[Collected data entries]

◆ ◆ ◆ ◆

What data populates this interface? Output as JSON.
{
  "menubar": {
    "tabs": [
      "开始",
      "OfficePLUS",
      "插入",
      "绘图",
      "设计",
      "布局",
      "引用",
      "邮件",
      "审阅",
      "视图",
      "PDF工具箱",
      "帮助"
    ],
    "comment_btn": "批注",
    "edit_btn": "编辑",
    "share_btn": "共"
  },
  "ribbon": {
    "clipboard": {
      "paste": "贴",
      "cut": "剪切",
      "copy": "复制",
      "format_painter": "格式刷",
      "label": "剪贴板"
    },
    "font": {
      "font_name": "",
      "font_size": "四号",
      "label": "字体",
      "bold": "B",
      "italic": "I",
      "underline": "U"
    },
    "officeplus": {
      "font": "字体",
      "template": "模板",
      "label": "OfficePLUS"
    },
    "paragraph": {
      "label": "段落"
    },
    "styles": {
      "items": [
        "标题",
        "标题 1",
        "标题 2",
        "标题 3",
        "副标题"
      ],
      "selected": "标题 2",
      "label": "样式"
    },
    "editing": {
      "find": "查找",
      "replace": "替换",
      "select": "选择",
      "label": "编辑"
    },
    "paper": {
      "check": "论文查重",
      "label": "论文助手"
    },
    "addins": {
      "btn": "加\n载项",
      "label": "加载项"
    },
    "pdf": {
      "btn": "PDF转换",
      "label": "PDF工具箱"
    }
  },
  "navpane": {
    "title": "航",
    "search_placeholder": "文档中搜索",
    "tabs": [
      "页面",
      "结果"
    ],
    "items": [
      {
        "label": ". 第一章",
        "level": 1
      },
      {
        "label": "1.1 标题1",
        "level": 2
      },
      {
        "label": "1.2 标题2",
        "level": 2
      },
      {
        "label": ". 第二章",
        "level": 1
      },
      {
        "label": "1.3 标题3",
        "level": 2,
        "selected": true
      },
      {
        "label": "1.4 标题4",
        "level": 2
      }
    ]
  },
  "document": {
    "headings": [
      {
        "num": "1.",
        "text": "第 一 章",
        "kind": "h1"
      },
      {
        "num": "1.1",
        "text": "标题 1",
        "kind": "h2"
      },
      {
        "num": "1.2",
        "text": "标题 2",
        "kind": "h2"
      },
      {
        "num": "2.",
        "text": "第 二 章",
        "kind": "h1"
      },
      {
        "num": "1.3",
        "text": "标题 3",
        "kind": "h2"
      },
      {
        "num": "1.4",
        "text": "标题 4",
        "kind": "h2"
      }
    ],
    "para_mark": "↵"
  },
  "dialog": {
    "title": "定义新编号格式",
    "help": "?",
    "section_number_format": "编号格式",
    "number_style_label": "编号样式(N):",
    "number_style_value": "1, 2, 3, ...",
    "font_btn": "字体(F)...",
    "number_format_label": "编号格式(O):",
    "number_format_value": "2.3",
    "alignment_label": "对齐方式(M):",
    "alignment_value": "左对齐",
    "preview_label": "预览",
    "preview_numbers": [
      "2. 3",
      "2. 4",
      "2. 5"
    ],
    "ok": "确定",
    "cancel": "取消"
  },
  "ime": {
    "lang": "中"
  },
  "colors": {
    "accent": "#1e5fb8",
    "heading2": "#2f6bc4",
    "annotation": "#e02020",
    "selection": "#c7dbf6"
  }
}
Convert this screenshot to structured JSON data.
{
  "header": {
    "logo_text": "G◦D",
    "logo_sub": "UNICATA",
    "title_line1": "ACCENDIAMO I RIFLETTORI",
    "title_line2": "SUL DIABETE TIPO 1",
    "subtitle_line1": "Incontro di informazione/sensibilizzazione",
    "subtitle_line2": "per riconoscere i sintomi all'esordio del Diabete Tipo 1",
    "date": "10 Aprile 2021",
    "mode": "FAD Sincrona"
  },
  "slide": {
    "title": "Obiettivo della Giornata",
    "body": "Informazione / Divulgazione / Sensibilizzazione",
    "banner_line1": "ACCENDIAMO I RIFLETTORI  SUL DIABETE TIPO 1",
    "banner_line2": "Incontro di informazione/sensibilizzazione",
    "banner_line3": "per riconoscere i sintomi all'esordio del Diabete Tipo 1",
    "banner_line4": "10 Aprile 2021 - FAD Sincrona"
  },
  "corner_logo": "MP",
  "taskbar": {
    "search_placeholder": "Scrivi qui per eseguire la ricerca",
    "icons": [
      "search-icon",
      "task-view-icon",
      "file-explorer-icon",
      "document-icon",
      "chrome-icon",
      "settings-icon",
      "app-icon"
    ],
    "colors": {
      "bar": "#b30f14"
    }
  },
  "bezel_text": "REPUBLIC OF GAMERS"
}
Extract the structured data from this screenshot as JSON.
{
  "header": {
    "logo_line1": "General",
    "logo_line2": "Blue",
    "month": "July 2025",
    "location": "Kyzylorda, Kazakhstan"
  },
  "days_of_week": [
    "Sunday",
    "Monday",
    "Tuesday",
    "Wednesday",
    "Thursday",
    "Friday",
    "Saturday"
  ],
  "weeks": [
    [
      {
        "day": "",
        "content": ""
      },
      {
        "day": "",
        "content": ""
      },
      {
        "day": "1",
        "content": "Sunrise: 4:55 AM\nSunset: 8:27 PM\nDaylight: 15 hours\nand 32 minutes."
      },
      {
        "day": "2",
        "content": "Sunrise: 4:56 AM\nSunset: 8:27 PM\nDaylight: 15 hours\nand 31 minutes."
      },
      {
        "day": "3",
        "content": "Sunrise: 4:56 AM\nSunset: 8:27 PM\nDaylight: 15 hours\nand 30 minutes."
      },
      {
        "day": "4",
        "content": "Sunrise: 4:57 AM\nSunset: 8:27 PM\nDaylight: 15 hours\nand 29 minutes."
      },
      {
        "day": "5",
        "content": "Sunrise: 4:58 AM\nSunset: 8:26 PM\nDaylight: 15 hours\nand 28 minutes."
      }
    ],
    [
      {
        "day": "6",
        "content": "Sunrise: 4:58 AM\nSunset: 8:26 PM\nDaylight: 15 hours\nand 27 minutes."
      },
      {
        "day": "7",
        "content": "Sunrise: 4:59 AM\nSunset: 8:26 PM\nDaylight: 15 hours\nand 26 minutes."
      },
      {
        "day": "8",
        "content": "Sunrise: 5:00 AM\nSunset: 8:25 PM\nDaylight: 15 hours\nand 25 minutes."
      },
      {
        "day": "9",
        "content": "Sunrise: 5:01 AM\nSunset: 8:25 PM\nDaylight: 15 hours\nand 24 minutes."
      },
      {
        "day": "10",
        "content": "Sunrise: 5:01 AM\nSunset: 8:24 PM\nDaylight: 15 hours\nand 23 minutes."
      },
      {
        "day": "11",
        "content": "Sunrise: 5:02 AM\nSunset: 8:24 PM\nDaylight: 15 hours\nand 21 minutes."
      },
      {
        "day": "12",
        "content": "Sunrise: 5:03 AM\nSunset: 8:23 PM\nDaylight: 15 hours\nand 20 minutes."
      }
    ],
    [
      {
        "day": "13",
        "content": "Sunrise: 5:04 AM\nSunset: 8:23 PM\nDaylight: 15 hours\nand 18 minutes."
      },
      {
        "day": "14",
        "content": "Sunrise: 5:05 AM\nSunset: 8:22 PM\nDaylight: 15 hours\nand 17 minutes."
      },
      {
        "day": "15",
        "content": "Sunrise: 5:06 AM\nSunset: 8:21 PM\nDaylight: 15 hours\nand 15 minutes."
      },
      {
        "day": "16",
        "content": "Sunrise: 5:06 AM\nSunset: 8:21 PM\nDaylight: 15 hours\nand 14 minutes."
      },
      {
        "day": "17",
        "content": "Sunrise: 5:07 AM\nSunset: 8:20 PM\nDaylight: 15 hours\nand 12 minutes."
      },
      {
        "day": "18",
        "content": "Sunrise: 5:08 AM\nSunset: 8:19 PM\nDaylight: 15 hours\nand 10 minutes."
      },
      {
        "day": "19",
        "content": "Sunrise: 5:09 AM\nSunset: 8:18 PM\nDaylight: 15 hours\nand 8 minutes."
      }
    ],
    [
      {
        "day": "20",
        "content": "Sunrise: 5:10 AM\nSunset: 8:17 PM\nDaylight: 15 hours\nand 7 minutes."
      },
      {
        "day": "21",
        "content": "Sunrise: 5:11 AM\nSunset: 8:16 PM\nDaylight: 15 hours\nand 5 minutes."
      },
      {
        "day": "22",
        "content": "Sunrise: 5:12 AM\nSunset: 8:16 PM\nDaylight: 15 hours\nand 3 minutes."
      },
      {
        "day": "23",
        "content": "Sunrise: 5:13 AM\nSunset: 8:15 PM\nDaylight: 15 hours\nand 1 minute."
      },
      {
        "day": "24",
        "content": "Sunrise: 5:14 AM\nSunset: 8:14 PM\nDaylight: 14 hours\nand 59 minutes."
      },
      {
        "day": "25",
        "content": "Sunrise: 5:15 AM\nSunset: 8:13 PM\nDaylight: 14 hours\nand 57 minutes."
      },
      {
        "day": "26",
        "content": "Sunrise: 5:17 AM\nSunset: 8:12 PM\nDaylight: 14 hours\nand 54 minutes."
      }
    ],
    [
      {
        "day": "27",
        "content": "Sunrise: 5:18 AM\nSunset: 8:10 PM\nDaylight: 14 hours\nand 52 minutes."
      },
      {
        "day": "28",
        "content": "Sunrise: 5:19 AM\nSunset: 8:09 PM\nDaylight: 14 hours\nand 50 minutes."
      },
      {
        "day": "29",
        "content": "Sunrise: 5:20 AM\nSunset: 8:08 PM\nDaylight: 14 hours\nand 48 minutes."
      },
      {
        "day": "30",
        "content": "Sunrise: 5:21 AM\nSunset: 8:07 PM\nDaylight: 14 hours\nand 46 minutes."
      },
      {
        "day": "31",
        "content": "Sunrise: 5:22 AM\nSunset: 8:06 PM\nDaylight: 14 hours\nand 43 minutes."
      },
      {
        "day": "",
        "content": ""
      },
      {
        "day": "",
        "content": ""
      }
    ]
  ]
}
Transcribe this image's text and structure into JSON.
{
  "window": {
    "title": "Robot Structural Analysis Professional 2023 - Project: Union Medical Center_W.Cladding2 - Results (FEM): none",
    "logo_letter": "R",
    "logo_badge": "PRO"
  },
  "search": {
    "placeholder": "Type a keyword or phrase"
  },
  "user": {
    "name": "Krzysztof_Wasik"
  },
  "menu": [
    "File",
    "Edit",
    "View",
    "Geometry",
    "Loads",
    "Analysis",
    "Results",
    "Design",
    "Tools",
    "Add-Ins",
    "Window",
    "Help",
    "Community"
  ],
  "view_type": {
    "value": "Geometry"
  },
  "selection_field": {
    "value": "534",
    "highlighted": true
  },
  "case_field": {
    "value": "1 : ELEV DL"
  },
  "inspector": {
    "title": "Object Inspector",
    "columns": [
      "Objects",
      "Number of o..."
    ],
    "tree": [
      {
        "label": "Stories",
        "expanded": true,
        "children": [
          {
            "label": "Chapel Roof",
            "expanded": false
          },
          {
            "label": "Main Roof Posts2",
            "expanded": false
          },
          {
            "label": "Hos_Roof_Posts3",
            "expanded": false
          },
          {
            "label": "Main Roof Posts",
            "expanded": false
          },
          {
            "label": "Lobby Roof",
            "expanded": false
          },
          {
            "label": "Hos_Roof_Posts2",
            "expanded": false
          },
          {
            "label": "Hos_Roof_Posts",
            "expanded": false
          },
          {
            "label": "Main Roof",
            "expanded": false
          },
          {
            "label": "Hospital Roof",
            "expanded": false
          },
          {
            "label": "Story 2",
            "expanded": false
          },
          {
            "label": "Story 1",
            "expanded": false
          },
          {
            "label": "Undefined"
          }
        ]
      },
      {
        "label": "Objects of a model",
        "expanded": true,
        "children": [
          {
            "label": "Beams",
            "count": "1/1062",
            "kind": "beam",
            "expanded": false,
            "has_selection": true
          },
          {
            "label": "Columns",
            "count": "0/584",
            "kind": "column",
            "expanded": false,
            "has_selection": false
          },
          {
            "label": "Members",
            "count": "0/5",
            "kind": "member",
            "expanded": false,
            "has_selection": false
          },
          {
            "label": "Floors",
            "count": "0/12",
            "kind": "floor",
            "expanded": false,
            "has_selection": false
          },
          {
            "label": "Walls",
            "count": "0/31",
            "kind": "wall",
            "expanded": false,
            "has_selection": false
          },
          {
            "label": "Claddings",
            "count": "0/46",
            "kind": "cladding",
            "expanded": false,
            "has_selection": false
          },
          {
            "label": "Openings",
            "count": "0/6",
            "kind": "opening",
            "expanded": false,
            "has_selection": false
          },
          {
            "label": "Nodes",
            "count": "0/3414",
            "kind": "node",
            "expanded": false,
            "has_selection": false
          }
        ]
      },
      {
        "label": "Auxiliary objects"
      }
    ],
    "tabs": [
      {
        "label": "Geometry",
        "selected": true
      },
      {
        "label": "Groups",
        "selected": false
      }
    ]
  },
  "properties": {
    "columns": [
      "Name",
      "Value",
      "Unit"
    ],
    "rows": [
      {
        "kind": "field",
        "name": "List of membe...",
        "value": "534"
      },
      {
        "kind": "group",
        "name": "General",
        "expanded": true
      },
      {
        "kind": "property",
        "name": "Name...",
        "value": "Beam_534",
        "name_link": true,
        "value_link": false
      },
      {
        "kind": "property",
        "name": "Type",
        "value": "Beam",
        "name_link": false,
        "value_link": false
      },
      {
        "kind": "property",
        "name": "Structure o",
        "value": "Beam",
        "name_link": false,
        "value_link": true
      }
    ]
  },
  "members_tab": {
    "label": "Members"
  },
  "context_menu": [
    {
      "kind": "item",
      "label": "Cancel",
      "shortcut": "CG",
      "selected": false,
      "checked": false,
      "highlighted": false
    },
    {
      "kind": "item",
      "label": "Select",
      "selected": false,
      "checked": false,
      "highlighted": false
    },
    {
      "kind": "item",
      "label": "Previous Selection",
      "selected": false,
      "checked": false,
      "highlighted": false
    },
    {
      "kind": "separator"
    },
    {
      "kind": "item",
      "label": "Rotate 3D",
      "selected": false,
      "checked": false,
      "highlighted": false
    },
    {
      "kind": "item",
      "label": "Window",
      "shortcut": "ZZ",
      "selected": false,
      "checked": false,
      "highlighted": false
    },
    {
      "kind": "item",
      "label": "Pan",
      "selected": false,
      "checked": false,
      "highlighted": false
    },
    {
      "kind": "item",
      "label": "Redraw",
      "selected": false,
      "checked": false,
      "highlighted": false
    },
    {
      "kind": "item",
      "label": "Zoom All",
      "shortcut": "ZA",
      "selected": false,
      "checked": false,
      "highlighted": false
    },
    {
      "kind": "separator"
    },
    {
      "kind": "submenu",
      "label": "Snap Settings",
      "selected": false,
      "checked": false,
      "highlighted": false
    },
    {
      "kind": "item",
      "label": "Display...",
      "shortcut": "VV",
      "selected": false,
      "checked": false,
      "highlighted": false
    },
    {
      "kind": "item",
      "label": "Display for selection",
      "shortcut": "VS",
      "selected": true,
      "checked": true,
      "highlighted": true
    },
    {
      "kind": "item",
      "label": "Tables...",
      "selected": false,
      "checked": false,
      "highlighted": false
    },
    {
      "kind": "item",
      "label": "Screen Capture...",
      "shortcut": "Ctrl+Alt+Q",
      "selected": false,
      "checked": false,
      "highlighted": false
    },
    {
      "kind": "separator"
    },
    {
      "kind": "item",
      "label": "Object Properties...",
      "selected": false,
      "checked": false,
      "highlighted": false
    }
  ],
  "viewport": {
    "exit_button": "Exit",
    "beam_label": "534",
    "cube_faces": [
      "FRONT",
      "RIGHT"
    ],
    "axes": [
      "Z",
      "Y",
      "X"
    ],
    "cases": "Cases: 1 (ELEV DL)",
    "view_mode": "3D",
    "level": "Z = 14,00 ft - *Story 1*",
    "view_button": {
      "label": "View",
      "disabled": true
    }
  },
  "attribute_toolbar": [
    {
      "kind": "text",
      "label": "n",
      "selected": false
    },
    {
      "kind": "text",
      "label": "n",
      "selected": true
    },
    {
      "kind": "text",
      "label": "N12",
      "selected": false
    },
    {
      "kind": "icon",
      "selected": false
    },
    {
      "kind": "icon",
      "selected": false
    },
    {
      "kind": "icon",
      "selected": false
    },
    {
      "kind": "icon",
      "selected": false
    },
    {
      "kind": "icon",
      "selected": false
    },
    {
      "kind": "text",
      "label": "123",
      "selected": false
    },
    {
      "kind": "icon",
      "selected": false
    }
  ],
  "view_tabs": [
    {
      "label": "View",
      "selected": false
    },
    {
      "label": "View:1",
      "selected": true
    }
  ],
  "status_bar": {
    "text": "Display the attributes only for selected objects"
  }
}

◆ ◆ ◆ ◆

◆ **What is required**: Scan the records above for the string "ACCENDIAMO", then select every line that holds it.

◆ **Result**:
    "title_line1": "ACCENDIAMO I RIFLETTORI",
    "banner_line1": "ACCENDIAMO I RIFLETTORI  SUL DIABETE TIPO 1",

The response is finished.